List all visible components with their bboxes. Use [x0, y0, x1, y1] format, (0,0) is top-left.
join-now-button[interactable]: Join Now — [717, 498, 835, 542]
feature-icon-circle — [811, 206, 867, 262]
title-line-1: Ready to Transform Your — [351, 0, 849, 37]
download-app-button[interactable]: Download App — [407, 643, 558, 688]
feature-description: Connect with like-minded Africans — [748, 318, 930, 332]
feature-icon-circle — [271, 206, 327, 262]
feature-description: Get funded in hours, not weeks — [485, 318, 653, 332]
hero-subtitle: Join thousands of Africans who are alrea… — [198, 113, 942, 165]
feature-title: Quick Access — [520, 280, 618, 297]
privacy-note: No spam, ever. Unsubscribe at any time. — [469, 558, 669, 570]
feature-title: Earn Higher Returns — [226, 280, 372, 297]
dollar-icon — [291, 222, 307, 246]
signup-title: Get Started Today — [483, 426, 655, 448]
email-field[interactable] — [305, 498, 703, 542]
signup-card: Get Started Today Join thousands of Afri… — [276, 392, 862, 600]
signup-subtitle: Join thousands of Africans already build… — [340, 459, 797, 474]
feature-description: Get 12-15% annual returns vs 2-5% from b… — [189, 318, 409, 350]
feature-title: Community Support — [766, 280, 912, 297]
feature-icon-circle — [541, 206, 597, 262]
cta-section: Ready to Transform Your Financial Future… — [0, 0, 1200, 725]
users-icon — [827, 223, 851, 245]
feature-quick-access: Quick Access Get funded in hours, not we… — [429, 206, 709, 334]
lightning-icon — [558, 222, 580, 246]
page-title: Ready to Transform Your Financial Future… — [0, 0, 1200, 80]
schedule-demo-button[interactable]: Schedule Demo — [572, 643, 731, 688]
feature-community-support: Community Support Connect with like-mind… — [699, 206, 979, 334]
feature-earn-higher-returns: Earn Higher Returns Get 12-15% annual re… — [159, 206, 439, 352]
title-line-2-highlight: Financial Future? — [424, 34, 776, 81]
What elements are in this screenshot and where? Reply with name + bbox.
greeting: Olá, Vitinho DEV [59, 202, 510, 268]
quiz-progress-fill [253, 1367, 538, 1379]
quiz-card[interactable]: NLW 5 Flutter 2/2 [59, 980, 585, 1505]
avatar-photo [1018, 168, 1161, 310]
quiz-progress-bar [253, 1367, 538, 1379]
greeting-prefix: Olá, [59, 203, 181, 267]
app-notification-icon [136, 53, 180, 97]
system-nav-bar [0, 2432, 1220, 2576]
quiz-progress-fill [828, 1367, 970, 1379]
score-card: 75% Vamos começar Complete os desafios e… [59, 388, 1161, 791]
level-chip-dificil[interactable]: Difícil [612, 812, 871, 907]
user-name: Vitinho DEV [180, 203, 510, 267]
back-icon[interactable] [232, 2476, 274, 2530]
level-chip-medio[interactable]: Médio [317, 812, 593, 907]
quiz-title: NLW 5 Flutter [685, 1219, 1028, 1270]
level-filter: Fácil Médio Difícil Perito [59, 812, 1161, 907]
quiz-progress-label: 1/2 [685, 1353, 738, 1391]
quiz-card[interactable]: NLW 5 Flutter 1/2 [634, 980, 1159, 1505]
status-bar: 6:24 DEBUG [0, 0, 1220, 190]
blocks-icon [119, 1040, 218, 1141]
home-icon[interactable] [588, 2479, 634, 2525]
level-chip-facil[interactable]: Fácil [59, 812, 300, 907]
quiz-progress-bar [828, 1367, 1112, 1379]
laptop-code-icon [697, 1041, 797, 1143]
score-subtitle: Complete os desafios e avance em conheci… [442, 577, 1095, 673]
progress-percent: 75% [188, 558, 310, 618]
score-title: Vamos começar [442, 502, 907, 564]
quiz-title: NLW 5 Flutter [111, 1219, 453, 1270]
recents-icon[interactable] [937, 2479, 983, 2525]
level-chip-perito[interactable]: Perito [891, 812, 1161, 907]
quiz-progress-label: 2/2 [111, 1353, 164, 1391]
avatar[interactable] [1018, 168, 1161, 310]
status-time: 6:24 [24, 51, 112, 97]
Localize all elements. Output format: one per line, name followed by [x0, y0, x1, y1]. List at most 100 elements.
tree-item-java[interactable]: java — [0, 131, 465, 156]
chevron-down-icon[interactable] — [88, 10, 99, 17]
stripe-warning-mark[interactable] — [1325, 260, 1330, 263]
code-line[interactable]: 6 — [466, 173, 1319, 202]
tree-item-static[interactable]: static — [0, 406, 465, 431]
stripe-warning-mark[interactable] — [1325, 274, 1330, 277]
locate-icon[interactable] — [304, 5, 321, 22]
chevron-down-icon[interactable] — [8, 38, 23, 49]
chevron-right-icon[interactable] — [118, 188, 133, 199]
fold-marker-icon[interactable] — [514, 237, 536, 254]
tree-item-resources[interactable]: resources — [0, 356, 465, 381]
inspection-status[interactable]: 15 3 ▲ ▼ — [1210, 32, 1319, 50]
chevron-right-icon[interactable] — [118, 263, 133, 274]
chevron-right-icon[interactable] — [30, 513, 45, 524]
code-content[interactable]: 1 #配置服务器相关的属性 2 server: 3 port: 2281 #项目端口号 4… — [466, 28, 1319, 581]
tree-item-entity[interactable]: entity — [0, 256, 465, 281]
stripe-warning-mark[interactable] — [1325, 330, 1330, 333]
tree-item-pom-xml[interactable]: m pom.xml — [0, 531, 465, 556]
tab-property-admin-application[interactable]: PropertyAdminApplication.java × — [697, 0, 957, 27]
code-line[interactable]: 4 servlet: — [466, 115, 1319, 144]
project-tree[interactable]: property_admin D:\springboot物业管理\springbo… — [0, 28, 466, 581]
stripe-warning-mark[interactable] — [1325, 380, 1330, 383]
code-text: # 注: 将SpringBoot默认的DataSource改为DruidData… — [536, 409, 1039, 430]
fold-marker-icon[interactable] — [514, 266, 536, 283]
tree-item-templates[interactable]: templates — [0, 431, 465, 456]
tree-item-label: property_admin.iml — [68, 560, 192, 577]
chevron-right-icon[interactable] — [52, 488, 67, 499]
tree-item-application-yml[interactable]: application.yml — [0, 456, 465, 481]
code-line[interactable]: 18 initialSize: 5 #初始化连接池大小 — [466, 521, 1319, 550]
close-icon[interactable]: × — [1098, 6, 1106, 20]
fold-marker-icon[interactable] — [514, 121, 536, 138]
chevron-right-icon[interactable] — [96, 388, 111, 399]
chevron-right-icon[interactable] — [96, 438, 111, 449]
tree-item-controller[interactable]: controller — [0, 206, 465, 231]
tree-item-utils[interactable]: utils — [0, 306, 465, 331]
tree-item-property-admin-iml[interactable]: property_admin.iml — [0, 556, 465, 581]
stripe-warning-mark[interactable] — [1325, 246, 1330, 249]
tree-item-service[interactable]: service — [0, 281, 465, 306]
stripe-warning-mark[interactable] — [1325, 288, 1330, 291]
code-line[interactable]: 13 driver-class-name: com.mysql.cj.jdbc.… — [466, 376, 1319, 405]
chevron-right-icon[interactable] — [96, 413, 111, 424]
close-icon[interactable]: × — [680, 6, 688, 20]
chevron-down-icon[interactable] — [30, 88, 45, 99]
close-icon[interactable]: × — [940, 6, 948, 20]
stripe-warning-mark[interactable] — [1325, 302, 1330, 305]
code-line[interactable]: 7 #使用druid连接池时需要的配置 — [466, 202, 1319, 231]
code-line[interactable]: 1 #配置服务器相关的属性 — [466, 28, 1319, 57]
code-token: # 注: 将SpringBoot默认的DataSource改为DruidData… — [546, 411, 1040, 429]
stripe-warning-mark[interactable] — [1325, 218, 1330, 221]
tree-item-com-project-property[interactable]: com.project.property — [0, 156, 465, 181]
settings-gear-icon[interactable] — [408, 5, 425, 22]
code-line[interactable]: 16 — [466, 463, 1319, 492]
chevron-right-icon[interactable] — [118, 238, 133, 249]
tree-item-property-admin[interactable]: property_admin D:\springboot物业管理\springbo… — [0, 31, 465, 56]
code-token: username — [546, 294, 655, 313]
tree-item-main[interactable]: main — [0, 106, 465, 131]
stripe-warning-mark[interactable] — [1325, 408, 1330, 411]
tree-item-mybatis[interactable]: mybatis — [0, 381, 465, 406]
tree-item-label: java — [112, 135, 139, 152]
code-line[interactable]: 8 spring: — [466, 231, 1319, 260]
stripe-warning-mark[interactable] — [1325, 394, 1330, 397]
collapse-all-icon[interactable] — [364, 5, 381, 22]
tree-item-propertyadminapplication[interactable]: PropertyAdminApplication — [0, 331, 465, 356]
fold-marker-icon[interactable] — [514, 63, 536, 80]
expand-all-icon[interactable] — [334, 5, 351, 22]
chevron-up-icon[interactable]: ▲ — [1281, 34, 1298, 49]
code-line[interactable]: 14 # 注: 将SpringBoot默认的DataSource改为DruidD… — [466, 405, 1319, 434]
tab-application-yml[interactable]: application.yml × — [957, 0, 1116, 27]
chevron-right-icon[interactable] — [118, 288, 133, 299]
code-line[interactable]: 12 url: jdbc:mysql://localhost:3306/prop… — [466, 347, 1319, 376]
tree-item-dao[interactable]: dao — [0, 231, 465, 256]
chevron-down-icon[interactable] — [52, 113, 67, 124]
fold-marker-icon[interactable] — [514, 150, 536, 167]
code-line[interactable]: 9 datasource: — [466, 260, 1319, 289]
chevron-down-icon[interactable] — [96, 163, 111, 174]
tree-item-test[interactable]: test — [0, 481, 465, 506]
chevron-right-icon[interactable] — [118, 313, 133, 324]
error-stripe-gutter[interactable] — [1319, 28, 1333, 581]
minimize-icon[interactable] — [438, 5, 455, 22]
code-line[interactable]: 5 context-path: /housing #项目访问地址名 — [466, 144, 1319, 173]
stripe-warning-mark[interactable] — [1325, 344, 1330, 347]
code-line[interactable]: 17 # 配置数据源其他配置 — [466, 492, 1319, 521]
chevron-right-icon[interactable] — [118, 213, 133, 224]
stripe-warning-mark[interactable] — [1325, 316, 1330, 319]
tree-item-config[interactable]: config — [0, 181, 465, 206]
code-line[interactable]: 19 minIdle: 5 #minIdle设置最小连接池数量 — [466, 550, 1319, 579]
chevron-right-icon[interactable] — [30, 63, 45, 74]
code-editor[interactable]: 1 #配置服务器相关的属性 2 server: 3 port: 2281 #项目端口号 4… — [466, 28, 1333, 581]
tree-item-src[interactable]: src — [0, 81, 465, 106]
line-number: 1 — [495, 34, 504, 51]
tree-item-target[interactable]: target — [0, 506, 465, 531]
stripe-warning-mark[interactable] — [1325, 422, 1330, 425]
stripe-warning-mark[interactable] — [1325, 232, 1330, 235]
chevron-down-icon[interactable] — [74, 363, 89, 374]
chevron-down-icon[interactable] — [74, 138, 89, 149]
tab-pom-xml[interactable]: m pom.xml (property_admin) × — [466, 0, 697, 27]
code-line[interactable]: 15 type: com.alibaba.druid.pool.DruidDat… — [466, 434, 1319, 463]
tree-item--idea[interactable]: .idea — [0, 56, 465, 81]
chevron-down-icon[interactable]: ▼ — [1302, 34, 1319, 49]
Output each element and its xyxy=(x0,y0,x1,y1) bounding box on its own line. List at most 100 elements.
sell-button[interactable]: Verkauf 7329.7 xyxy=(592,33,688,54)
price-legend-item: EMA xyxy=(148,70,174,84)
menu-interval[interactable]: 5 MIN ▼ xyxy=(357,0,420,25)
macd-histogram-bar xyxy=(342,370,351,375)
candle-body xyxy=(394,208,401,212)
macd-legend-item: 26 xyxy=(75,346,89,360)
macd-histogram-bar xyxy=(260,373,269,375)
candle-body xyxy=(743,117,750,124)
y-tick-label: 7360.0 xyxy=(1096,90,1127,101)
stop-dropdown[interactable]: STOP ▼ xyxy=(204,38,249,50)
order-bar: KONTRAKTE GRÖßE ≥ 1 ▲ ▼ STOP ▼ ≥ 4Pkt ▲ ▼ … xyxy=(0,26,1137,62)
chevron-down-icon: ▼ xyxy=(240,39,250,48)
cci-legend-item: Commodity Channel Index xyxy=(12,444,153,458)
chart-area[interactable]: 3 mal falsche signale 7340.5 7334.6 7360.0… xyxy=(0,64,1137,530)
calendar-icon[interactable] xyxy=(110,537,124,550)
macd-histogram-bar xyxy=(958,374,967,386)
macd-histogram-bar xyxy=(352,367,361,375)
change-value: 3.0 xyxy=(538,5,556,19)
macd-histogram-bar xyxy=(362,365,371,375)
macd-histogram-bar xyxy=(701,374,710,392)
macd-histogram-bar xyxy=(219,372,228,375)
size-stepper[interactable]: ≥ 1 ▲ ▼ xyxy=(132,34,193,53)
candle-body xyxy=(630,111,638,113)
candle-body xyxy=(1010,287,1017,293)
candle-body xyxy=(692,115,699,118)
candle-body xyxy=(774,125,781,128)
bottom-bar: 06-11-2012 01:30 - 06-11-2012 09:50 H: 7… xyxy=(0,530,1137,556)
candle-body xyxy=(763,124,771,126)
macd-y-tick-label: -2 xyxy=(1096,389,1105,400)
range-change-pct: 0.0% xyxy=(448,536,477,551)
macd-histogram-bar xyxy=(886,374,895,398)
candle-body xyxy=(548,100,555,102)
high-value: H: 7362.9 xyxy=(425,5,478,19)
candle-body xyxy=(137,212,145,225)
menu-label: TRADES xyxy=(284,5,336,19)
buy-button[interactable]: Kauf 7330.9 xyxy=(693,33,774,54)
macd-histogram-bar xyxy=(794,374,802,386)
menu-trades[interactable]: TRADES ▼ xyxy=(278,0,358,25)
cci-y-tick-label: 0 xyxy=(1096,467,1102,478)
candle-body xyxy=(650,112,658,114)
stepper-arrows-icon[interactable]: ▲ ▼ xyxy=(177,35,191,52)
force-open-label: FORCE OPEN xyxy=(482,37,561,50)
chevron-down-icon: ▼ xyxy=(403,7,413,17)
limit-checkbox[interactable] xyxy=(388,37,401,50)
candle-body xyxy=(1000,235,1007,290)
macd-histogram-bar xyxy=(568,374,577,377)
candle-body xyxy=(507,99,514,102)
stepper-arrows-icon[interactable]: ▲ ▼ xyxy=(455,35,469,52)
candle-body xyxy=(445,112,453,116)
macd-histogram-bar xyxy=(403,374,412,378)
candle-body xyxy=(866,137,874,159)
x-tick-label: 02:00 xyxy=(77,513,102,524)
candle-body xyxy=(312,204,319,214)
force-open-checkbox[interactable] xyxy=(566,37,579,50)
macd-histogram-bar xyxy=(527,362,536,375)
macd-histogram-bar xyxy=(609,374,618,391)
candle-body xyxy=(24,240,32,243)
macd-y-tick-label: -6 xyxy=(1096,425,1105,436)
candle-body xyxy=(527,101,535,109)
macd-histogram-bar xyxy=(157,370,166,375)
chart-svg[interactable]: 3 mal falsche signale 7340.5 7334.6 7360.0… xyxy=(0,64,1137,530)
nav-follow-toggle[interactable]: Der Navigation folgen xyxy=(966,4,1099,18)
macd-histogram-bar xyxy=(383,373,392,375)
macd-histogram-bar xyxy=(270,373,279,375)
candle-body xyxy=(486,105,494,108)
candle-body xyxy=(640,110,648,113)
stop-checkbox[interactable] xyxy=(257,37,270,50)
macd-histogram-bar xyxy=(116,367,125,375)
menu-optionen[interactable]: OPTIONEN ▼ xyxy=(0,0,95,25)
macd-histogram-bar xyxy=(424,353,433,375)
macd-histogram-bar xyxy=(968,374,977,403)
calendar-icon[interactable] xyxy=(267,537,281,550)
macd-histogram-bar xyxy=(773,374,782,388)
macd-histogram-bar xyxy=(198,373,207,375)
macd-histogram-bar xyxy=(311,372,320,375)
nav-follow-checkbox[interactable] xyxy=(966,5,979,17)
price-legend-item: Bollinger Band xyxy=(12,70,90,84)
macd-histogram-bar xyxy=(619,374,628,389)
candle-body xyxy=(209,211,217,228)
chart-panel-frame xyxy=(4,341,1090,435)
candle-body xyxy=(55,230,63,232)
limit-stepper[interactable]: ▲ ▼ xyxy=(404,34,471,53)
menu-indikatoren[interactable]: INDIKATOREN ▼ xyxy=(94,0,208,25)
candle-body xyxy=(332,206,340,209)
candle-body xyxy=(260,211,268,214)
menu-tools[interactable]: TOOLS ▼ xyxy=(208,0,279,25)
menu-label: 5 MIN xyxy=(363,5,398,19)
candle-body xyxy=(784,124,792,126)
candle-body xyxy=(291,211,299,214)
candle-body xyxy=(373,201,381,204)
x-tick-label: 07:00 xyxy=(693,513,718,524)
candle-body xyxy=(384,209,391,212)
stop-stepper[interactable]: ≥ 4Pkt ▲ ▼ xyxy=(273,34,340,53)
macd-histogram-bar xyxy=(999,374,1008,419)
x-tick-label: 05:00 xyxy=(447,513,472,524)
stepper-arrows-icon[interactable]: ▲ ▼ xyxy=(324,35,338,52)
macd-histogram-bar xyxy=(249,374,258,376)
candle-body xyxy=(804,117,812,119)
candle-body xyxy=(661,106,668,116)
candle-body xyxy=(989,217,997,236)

--------

*Given instruction*.
Convert everything from the start of the items down to the line containing "feature-title: Quick Access", both ends included, into a Markdown table. Use two columns, Row for a running number and Text for the line, and leave out any blank lines.

*Output for this exercise*.
| Row | Text |
|---|---|
| 1 | List all visible components with their bboxes. Use [x0, y0, x1, y1] format, (0,0) is top-left. |
| 2 | join-now-button[interactable]: Join Now — [717, 498, 835, 542] |
| 3 | feature-icon-circle — [811, 206, 867, 262] |
| 4 | title-line-1: Ready to Transform Your — [351, 0, 849, 37] |
| 5 | download-app-button[interactable]: Download App — [407, 643, 558, 688] |
| 6 | feature-description: Connect with like-minded Africans — [748, 318, 930, 332] |
| 7 | feature-icon-circle — [271, 206, 327, 262] |
| 8 | feature-description: Get funded in hours, not weeks — [485, 318, 653, 332] |
| 9 | hero-subtitle: Join thousands of Africans who are alrea… — [198, 113, 942, 165] |
| 10 | feature-title: Quick Access — [520, 280, 618, 297] |